## To-do list
A. In the text on the scientific aspects of the proposed TORRE program, what was the XO project's first announced extra-solar planet discovery?
B. Write a continuation of the text on the scientific aspects of the proposed TORRE program, starting after its final sentence.

Scientific Aspects of Proposed Program

We expect that over its lifetime, TORRE will engage in a number of scientific studies, most of which are yet to be conceived. Observing time with TORRE will be available to the astronomical community at large; however, initially we expect scientific investigations with TORRE to be initiated by scientists affiliated with our collaboration. Briefly, we describe below a number of projects which will be implemented by researchers in our collaboration within the first year TORRE becomes operational.

Projects to be Directed by C. M. Johns-Krull (Rice University)

High Precision Photometric Follow-up of Transiting Extra-Solar Candidates: Observations of planetary transits of stars offer a number of advantages when studying the properties of extra-solar planets. Even rather low quality data still permit a rather precise measure of the relative size of a star and its planet, but the brighter stars provide adequate flux to enable interesting follow-up observations, including observations of atmospheric composition (Charbonneau et al. 2002; Vidal-Madjar et al. 2004), exosphere extent (Vidal-Madjar et al. 2003), and infrared emission (Charbonneau et al. 2005; Deming et al. 2005). Most transiting extra-solar planetary systems, discovered by OGLE (e.g. Bouchy et al. 2005), are too faint (V~15) for such studies. C. Johns-Krull is an extended member of the XO project, which aims to find planets transiting stars sufficiently bright to enable interesting follow up studies (McCullough et al. 2005). The XO project announced its first extra-solar planet discovery, XO-1b, this past year (McCullough et al. 2006).

In addition to atmospheric studies of planets, transits around bright stars also provide the best constraints on planetary interior models, which currently cannot explain the observations (Konacki et al. 2005). They also can provide an empirical determination of stellar limb darkening and the frequency and contrast of star spots (Silva 2003). Transits provide simple 1-dimensional imaging of the stellar photospheres, because an inverted transit light curve represents a 1-dimensional trace through the 2-dimensional convolution of the star’s brightness distribution with a uniform disk equal in radius to the planet. In an analogous manner, eclipses in principle can provide the brightness distribution on the face of the planet as the star acts as a knife edge cutting across the disk of the planet during ingress or egress.

## Dataset extract

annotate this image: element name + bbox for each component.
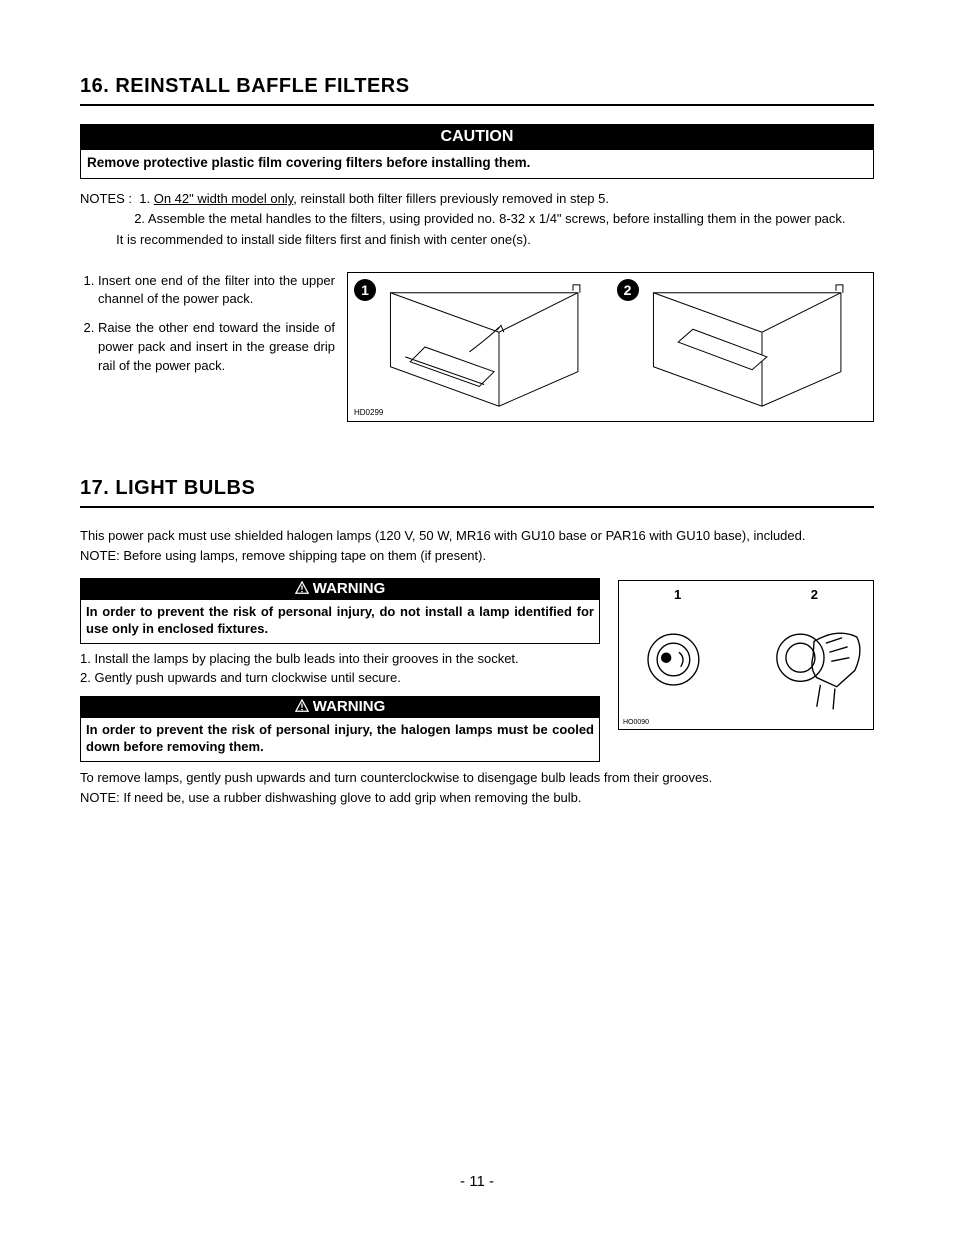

## Answers by task
A. XO-1b

B.
Comparison studies will become increasingly interesting and important as different methods of discovering transiting extra-solar planets produce additional systems. Some radial-velocity surveys (Robinson et al. 2006; da Silva et al. 2006) have a selection bias for high metallicity stars, in order to increase the fraction of observed stars that have hot Jupiters (Valenti & Fischer 2005). Photometric surveys for transits are biased toward large depths of the transits (i.e large planets and/or small stars) and short periods, both of which increase detectability. The XO telescopes themselves identify potential transit candidates by observing large swaths of the sky each night. Promising candidates are then distributed to an extended team of follow-up observers who get precise photometry , which combined with light curve modeling, cull out many false positives and facilitate the science described above. The most promising candidates then are observed spectroscopically to detect the reflex radial velocity motion and confirm the planetary nature of the transiting body. In his role as a member of the XO extended team, Johns-Krull will use TORRE to obtain precise, multicolor photometry of transit candidates discovered by the XO project. The rapid response and extreme scheduling flexibility TORRE will provide will make it a very valuable contributor to the XO mission to discover extra-solar planets.

Stellar Rotation in Young Clusters: The specific angular momentum of molecular clouds, from which stars form, is observed to be orders of magnitude higher than that of main sequence or pre-main sequence (PMS) stars (Tomisaka 2000). During the star formation process, angular momentum must be lost as the molecular cloud collapses to form a protostar, and eventually a T Tauri star (TTS), the penultimate stage of star formation. Edwards et al. (1993) proposed that an interaction between stellar magnetospheres and circumstellar disks (known as ``disk-locking") would cause the spin down of stars during the PMS evolutionary stage. Models for the star-disk interaction (Konigl 1991; Shu et al. 1994; Ostriker & Shu 1995), indicate torques due to the magnetic field transfers angular momentum from the star to the circumstellar disk. Angular momentum in the disk is then lost through disk winds which are driven along open magnetic field lines (Shu et al. 1994). One way to map out the evolution of angular momentum observationally is to determine the rotation periods (and radii) of stars of different masses and ages. Rotation periods of stars are determined from the modulation of their light by stellar spots. The pictured outlined above suggests that stars with disks and signatures of accretion (classical TTSs) should be rotating more slowly than their counterparts without disks (weak-lined or naked TTSs). As disks evolve and stars are ``freed" from their lock, they should spin up.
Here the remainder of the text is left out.